* **WRITTEN REQUEST**:
Count the lines in the records that contain the string "duration", treating uppercase and lowercase as different. Reply with the number only.

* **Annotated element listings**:
□ □ □ □ □

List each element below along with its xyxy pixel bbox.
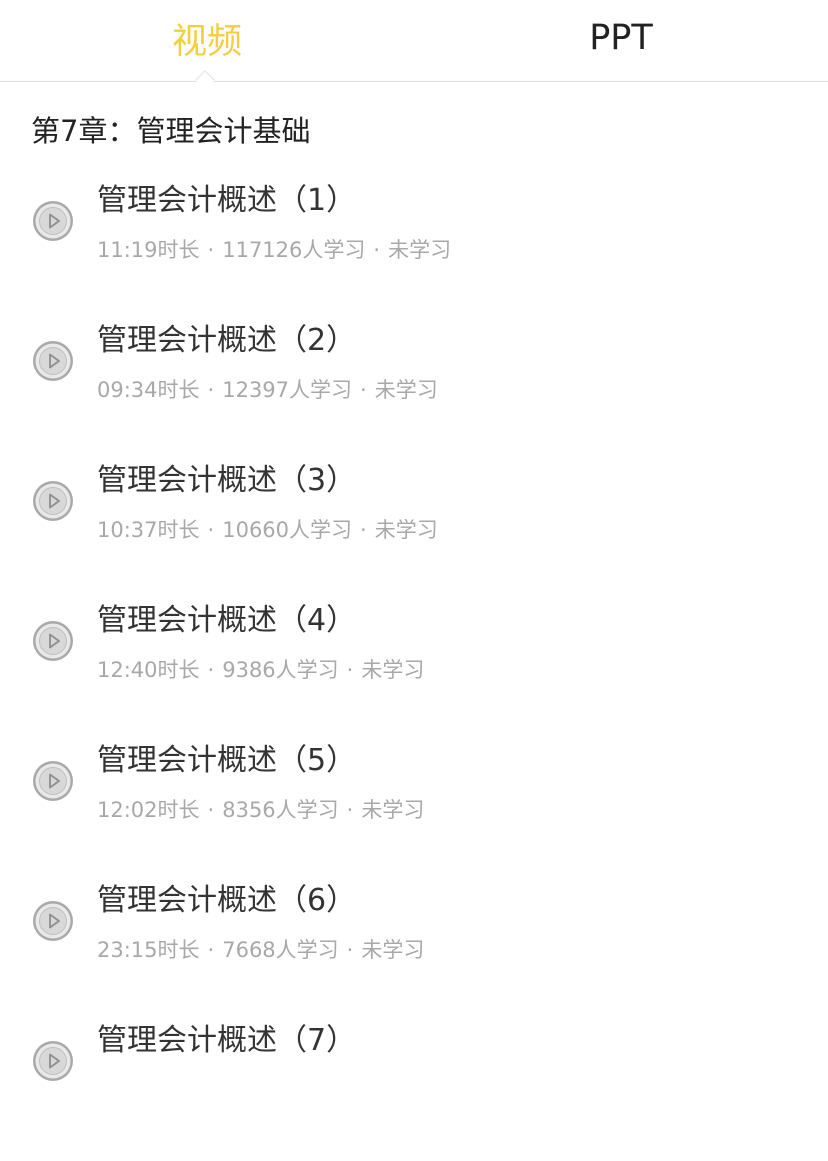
meta-separator: ·: [373, 238, 381, 262]
lesson-learners: 8356人学习: [222, 798, 339, 822]
lesson-learners: 7668人学习: [222, 938, 339, 962]
lesson-duration: 09:34时长: [97, 378, 200, 402]
lesson-learners: 117126人学习: [222, 238, 366, 262]
tab-bar: 视频 PPT: [0, 0, 828, 90]
play-circle-icon[interactable]: [32, 1040, 74, 1082]
lesson-duration: 10:37时长: [97, 518, 200, 542]
play-circle-icon[interactable]: [32, 760, 74, 802]
lesson-learners: 9386人学习: [222, 658, 339, 682]
meta-separator: ·: [346, 938, 354, 962]
meta-separator: ·: [207, 238, 215, 262]
tab-video[interactable]: 视频: [0, 0, 414, 82]
lesson-duration: 12:40时长: [97, 658, 200, 682]
meta-separator: ·: [207, 518, 215, 542]
lesson-status: 未学习: [374, 378, 438, 402]
meta-separator: ·: [360, 378, 367, 402]
lesson-status: 未学习: [361, 658, 425, 682]
lesson-status: 未学习: [388, 238, 452, 262]
lesson-status: 未学习: [361, 798, 425, 822]
lesson-meta: 09:34时长 · 12397人学习 · 未学习: [97, 376, 438, 404]
lesson-status: 未学习: [374, 518, 438, 542]
lesson-title: 管理会计概述（5）: [97, 743, 357, 778]
lesson-meta: 12:02时长 · 8356人学习 · 未学习: [97, 796, 424, 824]
lesson-meta: 12:40时长 · 9386人学习 · 未学习: [97, 656, 424, 684]
lesson-duration: 11:19时长: [97, 238, 200, 262]
tab-ppt[interactable]: PPT: [414, 0, 828, 82]
meta-separator: ·: [207, 658, 215, 682]
lesson-item[interactable]: 管理会计概述（7）: [0, 1021, 828, 1161]
lesson-item[interactable]: 管理会计概述（1） 11:19时长 · 117126人学习 · 未学习: [0, 181, 828, 321]
lesson-title: 管理会计概述（1）: [97, 183, 357, 218]
lesson-learners: 12397人学习: [222, 378, 353, 402]
meta-separator: ·: [346, 798, 354, 822]
lesson-meta: 11:19时长 · 117126人学习 · 未学习: [97, 236, 451, 264]
lesson-title: 管理会计概述（2）: [97, 323, 357, 358]
lesson-item[interactable]: 管理会计概述（3） 10:37时长 · 10660人学习 · 未学习: [0, 461, 828, 601]
lesson-learners: 10660人学习: [222, 518, 353, 542]
meta-separator: ·: [207, 378, 215, 402]
play-circle-icon[interactable]: [32, 480, 74, 522]
lesson-status: 未学习: [361, 938, 425, 962]
lesson-item[interactable]: 管理会计概述（2） 09:34时长 · 12397人学习 · 未学习: [0, 321, 828, 461]
lesson-meta: 10:37时长 · 10660人学习 · 未学习: [97, 516, 438, 544]
meta-separator: ·: [346, 658, 354, 682]
lesson-meta: 23:15时长 · 7668人学习 · 未学习: [97, 936, 424, 964]
play-circle-icon[interactable]: [32, 900, 74, 942]
meta-separator: ·: [360, 518, 367, 542]
lesson-item[interactable]: 管理会计概述（5） 12:02时长 · 8356人学习 · 未学习: [0, 741, 828, 881]
lesson-title: 管理会计概述（7）: [97, 1023, 357, 1058]
lesson-item[interactable]: 管理会计概述（4） 12:40时长 · 9386人学习 · 未学习: [0, 601, 828, 741]
chapter-title: 第7章：管理会计基础: [31, 114, 311, 148]
lesson-title: 管理会计概述（3）: [97, 463, 357, 498]
lesson-duration: 23:15时长: [97, 938, 200, 962]
play-circle-icon[interactable]: [32, 200, 74, 242]
meta-separator: ·: [207, 938, 215, 962]
play-circle-icon[interactable]: [32, 620, 74, 662]
lesson-item[interactable]: 管理会计概述（6） 23:15时长 · 7668人学习 · 未学习: [0, 881, 828, 1021]
lesson-title: 管理会计概述（4）: [97, 603, 357, 638]
lesson-duration: 12:02时长: [97, 798, 200, 822]
lesson-title: 管理会计概述（6）: [97, 883, 357, 918]
meta-separator: ·: [207, 798, 215, 822]
play-circle-icon[interactable]: [32, 340, 74, 382]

□ □ □ □ □

* **RESULT BELOW**:
6